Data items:
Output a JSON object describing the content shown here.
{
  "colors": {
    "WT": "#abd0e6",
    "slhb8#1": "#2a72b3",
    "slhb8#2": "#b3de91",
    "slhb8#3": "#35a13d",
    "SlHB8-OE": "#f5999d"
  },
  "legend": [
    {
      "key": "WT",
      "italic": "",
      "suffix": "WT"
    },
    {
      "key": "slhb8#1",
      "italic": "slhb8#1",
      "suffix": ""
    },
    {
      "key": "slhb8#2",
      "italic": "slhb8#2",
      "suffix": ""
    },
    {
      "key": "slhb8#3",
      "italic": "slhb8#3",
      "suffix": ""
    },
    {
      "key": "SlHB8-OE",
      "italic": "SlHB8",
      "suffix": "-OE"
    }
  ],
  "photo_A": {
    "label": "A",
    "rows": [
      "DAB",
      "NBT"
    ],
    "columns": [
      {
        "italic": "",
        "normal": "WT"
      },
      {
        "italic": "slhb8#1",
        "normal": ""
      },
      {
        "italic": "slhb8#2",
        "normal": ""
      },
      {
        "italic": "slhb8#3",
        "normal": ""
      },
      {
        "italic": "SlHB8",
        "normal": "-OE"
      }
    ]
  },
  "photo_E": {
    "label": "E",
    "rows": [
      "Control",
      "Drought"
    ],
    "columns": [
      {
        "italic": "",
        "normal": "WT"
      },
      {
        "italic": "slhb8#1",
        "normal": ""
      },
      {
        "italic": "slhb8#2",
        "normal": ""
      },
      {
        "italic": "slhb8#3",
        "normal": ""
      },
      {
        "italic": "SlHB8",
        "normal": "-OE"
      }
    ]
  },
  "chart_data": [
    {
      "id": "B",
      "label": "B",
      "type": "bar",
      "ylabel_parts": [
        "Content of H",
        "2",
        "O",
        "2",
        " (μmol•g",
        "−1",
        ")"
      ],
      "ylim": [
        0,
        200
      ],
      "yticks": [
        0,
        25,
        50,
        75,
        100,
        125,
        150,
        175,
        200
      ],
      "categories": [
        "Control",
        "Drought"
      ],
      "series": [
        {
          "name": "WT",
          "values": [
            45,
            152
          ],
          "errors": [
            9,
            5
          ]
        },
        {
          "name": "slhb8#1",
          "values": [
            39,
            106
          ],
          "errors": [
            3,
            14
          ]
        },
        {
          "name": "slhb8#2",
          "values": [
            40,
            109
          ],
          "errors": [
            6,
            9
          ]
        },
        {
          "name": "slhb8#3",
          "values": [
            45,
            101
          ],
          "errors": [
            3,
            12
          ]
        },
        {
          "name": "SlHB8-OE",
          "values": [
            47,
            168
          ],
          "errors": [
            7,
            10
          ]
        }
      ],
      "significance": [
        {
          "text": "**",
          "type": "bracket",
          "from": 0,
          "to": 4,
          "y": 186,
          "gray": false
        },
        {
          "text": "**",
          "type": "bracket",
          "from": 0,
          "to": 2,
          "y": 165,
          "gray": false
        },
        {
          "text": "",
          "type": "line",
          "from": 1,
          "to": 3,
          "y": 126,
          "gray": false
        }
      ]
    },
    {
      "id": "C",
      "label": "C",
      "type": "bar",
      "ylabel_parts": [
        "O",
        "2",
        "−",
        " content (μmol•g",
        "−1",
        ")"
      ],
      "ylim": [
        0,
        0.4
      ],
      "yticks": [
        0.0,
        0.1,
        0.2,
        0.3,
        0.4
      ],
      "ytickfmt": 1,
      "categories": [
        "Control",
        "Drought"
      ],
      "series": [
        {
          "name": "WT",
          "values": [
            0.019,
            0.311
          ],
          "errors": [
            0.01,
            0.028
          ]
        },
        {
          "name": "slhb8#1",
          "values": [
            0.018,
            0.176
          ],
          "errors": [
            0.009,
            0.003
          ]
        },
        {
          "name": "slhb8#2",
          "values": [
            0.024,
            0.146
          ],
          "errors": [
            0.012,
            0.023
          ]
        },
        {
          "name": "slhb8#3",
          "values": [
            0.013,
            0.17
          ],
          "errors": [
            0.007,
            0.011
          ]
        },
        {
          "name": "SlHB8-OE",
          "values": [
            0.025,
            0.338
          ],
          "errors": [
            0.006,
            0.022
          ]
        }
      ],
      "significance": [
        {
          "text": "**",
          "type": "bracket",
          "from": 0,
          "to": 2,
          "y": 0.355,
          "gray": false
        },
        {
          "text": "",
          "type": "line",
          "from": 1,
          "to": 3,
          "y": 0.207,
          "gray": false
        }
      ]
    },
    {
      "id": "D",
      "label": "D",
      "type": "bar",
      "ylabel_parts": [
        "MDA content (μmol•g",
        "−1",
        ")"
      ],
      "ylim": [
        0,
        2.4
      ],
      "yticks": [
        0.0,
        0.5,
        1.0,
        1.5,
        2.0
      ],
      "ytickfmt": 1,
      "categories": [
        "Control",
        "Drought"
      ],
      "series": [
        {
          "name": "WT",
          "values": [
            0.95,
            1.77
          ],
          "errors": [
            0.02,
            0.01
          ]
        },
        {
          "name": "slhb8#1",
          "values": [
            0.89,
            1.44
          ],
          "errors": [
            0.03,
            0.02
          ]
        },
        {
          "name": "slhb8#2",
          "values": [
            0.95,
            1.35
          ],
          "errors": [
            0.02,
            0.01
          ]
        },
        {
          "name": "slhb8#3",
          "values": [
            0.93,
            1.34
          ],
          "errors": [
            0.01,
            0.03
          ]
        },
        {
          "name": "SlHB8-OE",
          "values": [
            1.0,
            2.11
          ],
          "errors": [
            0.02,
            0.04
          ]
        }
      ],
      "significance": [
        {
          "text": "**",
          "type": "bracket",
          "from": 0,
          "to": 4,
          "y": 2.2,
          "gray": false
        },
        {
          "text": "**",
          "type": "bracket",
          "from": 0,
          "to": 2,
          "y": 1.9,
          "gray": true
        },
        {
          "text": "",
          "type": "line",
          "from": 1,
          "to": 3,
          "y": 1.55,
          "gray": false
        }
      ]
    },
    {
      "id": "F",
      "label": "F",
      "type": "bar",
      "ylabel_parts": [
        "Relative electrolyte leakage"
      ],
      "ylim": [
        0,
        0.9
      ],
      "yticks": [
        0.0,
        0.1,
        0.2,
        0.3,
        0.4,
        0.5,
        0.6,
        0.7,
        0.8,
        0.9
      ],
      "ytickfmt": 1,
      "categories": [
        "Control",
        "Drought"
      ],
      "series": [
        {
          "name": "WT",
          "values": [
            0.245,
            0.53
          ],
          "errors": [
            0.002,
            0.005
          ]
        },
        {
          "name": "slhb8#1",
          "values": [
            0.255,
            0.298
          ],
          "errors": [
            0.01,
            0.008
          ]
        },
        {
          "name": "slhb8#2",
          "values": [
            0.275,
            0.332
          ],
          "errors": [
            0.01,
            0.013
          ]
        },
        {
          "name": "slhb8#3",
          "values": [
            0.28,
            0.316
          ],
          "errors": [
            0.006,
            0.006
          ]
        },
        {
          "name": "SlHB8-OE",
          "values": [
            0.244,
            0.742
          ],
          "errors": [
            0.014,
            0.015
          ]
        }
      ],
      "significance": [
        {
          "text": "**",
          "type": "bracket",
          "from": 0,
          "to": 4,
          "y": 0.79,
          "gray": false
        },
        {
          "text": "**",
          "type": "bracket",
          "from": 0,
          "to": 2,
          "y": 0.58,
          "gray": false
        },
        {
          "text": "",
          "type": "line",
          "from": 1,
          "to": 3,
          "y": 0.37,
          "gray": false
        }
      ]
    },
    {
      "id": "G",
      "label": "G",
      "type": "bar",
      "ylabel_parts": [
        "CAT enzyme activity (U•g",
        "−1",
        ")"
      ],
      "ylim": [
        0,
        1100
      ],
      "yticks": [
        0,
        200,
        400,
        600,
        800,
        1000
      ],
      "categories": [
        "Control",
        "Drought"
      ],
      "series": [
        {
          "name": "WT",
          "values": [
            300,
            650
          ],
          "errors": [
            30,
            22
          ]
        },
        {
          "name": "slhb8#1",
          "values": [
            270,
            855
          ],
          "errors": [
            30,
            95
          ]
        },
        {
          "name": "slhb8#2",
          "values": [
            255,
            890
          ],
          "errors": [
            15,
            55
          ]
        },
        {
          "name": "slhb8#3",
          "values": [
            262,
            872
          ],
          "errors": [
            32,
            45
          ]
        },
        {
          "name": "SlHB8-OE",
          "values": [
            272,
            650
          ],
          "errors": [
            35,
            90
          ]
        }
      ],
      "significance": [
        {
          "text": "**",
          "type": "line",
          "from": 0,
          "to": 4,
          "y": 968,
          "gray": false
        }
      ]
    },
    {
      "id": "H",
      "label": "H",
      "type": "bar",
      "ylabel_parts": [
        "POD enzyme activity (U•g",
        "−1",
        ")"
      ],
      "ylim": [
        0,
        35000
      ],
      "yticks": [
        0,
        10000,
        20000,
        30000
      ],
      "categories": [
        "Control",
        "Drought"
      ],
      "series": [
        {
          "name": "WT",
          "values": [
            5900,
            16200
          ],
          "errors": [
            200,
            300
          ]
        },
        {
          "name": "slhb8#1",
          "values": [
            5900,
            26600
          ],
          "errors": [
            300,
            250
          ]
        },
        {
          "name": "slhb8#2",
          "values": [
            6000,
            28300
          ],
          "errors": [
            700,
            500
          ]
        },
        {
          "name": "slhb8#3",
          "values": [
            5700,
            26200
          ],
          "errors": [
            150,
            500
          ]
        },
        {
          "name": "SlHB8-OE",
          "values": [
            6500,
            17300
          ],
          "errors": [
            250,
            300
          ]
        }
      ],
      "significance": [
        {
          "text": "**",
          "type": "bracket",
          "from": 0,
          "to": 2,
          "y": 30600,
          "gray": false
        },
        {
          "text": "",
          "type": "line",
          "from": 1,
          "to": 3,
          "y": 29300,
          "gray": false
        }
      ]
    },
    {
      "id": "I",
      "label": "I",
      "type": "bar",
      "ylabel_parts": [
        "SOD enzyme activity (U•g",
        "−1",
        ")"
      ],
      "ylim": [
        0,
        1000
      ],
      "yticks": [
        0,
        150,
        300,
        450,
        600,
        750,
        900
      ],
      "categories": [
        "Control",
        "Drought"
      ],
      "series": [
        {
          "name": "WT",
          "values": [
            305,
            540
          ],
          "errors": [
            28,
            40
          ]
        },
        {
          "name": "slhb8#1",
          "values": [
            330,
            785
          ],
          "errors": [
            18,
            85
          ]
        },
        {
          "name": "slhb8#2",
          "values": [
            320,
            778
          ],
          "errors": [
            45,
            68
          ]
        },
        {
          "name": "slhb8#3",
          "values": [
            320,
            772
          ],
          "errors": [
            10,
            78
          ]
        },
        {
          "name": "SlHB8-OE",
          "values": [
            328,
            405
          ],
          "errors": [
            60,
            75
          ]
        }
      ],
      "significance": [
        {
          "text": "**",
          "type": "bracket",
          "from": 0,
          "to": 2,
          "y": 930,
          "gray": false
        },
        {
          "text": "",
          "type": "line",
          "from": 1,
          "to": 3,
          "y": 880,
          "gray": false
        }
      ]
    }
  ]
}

*Task*. With "enzyme" as the word to match, copy each line of the records that has it.

*Solution to this exercise*.
        "CAT enzyme activity (U•g",
        "POD enzyme activity (U•g",
        "SOD enzyme activity (U•g",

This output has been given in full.